▶ **Objective**
Reproduce all the material exactly, minus any pictures it holds.

(Data records)
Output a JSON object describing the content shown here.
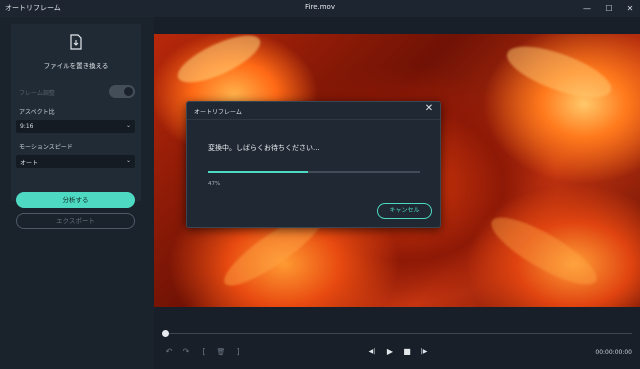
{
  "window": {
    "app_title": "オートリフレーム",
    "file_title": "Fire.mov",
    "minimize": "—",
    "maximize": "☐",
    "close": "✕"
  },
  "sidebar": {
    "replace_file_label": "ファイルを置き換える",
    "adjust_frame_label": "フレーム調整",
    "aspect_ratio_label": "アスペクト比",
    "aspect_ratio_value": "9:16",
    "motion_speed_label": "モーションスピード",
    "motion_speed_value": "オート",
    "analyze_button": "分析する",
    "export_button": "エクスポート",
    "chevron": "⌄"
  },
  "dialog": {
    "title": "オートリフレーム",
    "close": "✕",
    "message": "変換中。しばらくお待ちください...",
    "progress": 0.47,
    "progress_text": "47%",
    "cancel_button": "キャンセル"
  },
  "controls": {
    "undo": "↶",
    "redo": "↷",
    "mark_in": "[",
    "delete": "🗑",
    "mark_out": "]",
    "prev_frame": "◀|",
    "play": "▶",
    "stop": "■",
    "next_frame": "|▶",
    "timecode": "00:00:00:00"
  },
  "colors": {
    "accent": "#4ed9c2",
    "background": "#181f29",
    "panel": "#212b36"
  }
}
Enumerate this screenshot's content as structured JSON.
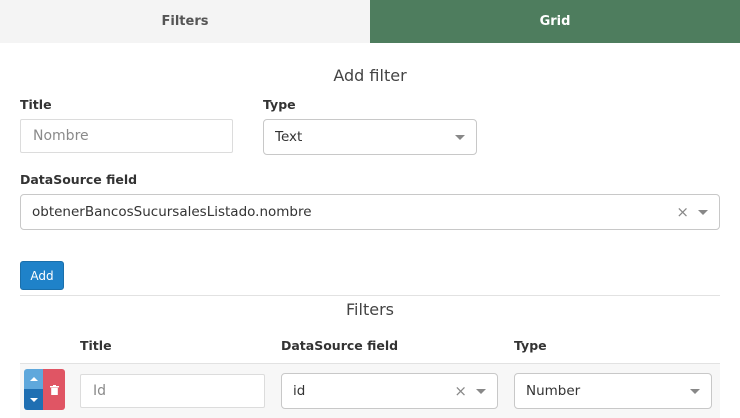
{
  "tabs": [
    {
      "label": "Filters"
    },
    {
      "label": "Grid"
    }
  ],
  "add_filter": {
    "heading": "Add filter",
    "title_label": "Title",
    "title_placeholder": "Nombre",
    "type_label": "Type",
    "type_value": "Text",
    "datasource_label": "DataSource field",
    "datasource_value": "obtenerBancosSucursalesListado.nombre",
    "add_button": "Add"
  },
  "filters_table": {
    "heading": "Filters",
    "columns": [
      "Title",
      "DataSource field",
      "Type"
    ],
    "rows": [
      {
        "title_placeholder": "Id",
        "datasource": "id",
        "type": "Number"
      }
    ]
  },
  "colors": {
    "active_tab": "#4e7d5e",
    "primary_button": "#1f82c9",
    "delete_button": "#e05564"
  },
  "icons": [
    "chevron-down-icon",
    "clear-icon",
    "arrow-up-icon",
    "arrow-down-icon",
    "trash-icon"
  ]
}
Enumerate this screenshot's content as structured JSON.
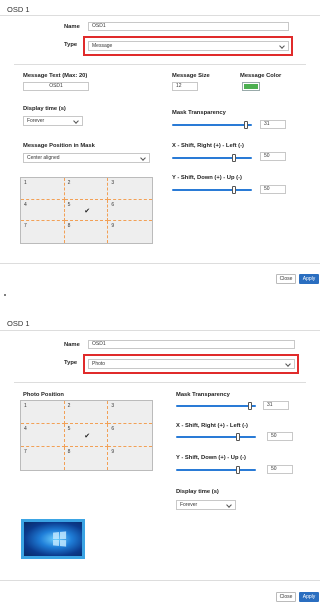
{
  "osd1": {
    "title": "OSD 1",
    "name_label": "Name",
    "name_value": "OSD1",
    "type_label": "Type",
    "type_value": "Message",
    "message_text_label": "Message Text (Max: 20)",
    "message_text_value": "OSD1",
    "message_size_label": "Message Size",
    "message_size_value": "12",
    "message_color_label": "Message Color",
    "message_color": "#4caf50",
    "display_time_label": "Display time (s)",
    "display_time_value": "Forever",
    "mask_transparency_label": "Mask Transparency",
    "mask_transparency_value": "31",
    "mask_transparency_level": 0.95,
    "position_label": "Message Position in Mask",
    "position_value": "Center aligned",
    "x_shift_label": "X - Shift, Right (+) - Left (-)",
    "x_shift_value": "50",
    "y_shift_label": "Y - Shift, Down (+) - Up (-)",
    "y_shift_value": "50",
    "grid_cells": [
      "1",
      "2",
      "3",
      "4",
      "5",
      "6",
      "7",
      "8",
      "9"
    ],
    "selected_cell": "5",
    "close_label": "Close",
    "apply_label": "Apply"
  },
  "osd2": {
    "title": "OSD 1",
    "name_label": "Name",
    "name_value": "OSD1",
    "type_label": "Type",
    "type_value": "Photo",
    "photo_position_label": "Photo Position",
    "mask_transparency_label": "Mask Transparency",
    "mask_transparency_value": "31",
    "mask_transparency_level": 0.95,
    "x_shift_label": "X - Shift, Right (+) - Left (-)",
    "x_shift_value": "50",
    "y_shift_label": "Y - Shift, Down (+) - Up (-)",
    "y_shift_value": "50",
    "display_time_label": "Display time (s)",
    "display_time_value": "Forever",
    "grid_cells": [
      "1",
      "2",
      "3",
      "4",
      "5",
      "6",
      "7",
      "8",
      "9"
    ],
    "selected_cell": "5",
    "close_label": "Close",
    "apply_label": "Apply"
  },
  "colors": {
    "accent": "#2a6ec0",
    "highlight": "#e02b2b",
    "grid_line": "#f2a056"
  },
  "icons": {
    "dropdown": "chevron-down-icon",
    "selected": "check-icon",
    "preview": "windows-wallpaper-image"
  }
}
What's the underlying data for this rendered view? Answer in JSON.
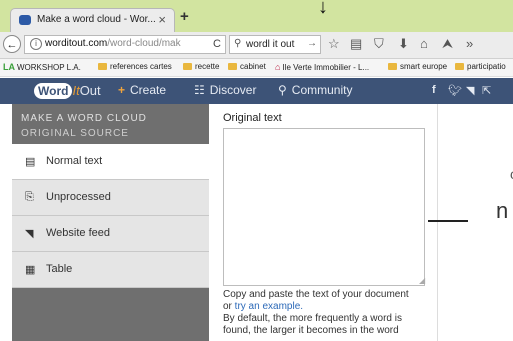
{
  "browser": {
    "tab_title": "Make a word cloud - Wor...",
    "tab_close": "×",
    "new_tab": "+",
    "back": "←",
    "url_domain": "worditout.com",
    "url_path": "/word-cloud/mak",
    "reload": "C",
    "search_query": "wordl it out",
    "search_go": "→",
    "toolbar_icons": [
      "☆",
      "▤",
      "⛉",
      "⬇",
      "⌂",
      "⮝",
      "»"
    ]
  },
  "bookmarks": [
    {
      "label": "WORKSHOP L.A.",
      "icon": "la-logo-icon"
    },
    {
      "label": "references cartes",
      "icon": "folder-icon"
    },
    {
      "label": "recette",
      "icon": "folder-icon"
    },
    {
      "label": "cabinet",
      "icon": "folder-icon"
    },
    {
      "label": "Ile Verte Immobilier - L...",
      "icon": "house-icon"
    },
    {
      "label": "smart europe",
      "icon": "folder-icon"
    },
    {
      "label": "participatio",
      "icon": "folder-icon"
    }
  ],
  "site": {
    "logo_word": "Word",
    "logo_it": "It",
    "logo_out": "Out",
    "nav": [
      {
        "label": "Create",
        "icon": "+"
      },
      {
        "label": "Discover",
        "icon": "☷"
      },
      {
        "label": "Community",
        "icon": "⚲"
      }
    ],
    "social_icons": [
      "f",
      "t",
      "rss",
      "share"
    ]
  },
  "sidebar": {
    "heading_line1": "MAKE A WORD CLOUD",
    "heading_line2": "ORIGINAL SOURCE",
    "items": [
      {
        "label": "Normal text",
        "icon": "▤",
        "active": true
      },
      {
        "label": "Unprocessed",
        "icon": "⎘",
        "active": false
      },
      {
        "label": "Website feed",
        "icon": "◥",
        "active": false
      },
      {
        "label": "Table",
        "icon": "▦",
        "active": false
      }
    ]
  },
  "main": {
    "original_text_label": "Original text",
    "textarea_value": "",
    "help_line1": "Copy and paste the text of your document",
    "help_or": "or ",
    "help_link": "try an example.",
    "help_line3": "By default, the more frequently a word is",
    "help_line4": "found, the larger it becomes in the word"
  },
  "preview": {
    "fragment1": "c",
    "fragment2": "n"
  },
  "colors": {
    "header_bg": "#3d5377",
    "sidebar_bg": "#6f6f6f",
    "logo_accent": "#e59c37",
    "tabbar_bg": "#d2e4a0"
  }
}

▶ **Problem solution**
Output a JSON object describing the content shown here.
{
  "window": {
    "app_title": "オートリフレーム",
    "file_title": "Fire.mov",
    "minimize": "—",
    "maximize": "☐",
    "close": "✕"
  },
  "sidebar": {
    "replace_file_label": "ファイルを置き換える",
    "adjust_frame_label": "フレーム調整",
    "aspect_ratio_label": "アスペクト比",
    "aspect_ratio_value": "9:16",
    "motion_speed_label": "モーションスピード",
    "motion_speed_value": "オート",
    "analyze_button": "分析する",
    "export_button": "エクスポート",
    "chevron": "⌄"
  },
  "dialog": {
    "title": "オートリフレーム",
    "close": "✕",
    "message": "変換中。しばらくお待ちください...",
    "progress": 0.47,
    "progress_text": "47%",
    "cancel_button": "キャンセル"
  },
  "controls": {
    "undo": "↶",
    "redo": "↷",
    "mark_in": "[",
    "delete": "🗑",
    "mark_out": "]",
    "prev_frame": "◀|",
    "play": "▶",
    "stop": "■",
    "next_frame": "|▶",
    "timecode": "00:00:00:00"
  },
  "colors": {
    "accent": "#4ed9c2",
    "background": "#181f29",
    "panel": "#212b36"
  }
}
Enumerate this screenshot's content as structured JSON.
{
  "tabs": [
    {
      "label": "Filters"
    },
    {
      "label": "Grid"
    }
  ],
  "add_filter": {
    "heading": "Add filter",
    "title_label": "Title",
    "title_placeholder": "Nombre",
    "type_label": "Type",
    "type_value": "Text",
    "datasource_label": "DataSource field",
    "datasource_value": "obtenerBancosSucursalesListado.nombre",
    "add_button": "Add"
  },
  "filters_table": {
    "heading": "Filters",
    "columns": [
      "Title",
      "DataSource field",
      "Type"
    ],
    "rows": [
      {
        "title_placeholder": "Id",
        "datasource": "id",
        "type": "Number"
      }
    ]
  },
  "colors": {
    "active_tab": "#4e7d5e",
    "primary_button": "#1f82c9",
    "delete_button": "#e05564"
  },
  "icons": [
    "chevron-down-icon",
    "clear-icon",
    "arrow-up-icon",
    "arrow-down-icon",
    "trash-icon"
  ]
}
Enumerate this screenshot's content as structured JSON.
{
  "osd1": {
    "title": "OSD 1",
    "name_label": "Name",
    "name_value": "OSD1",
    "type_label": "Type",
    "type_value": "Message",
    "message_text_label": "Message Text (Max: 20)",
    "message_text_value": "OSD1",
    "message_size_label": "Message Size",
    "message_size_value": "12",
    "message_color_label": "Message Color",
    "message_color": "#4caf50",
    "display_time_label": "Display time (s)",
    "display_time_value": "Forever",
    "mask_transparency_label": "Mask Transparency",
    "mask_transparency_value": "31",
    "mask_transparency_level": 0.95,
    "position_label": "Message Position in Mask",
    "position_value": "Center aligned",
    "x_shift_label": "X - Shift, Right (+) - Left (-)",
    "x_shift_value": "50",
    "y_shift_label": "Y - Shift, Down (+) - Up (-)",
    "y_shift_value": "50",
    "grid_cells": [
      "1",
      "2",
      "3",
      "4",
      "5",
      "6",
      "7",
      "8",
      "9"
    ],
    "selected_cell": "5",
    "close_label": "Close",
    "apply_label": "Apply"
  },
  "osd2": {
    "title": "OSD 1",
    "name_label": "Name",
    "name_value": "OSD1",
    "type_label": "Type",
    "type_value": "Photo",
    "photo_position_label": "Photo Position",
    "mask_transparency_label": "Mask Transparency",
    "mask_transparency_value": "31",
    "mask_transparency_level": 0.95,
    "x_shift_label": "X - Shift, Right (+) - Left (-)",
    "x_shift_value": "50",
    "y_shift_label": "Y - Shift, Down (+) - Up (-)",
    "y_shift_value": "50",
    "display_time_label": "Display time (s)",
    "display_time_value": "Forever",
    "grid_cells": [
      "1",
      "2",
      "3",
      "4",
      "5",
      "6",
      "7",
      "8",
      "9"
    ],
    "selected_cell": "5",
    "close_label": "Close",
    "apply_label": "Apply"
  },
  "colors": {
    "accent": "#2a6ec0",
    "highlight": "#e02b2b",
    "grid_line": "#f2a056"
  },
  "icons": {
    "dropdown": "chevron-down-icon",
    "selected": "check-icon",
    "preview": "windows-wallpaper-image"
  }
}
What's the underlying data for this rendered view? Answer in JSON.
{
  "browser": {
    "tab_title": "Make a word cloud - Wor...",
    "tab_close": "×",
    "new_tab": "+",
    "back": "←",
    "url_domain": "worditout.com",
    "url_path": "/word-cloud/mak",
    "reload": "C",
    "search_query": "wordl it out",
    "search_go": "→",
    "toolbar_icons": [
      "☆",
      "▤",
      "⛉",
      "⬇",
      "⌂",
      "⮝",
      "»"
    ]
  },
  "bookmarks": [
    {
      "label": "WORKSHOP L.A.",
      "icon": "la-logo-icon"
    },
    {
      "label": "references cartes",
      "icon": "folder-icon"
    },
    {
      "label": "recette",
      "icon": "folder-icon"
    },
    {
      "label": "cabinet",
      "icon": "folder-icon"
    },
    {
      "label": "Ile Verte Immobilier - L...",
      "icon": "house-icon"
    },
    {
      "label": "smart europe",
      "icon": "folder-icon"
    },
    {
      "label": "participatio",
      "icon": "folder-icon"
    }
  ],
  "site": {
    "logo_word": "Word",
    "logo_it": "It",
    "logo_out": "Out",
    "nav": [
      {
        "label": "Create",
        "icon": "+"
      },
      {
        "label": "Discover",
        "icon": "☷"
      },
      {
        "label": "Community",
        "icon": "⚲"
      }
    ],
    "social_icons": [
      "f",
      "t",
      "rss",
      "share"
    ]
  },
  "sidebar": {
    "heading_line1": "MAKE A WORD CLOUD",
    "heading_line2": "ORIGINAL SOURCE",
    "items": [
      {
        "label": "Normal text",
        "icon": "▤",
        "active": true
      },
      {
        "label": "Unprocessed",
        "icon": "⎘",
        "active": false
      },
      {
        "label": "Website feed",
        "icon": "◥",
        "active": false
      },
      {
        "label": "Table",
        "icon": "▦",
        "active": false
      }
    ]
  },
  "main": {
    "original_text_label": "Original text",
    "textarea_value": "",
    "help_line1": "Copy and paste the text of your document",
    "help_or": "or ",
    "help_link": "try an example.",
    "help_line3": "By default, the more frequently a word is",
    "help_line4": "found, the larger it becomes in the word"
  },
  "preview": {
    "fragment1": "c",
    "fragment2": "n"
  },
  "colors": {
    "header_bg": "#3d5377",
    "sidebar_bg": "#6f6f6f",
    "logo_accent": "#e59c37",
    "tabbar_bg": "#d2e4a0"
  }
}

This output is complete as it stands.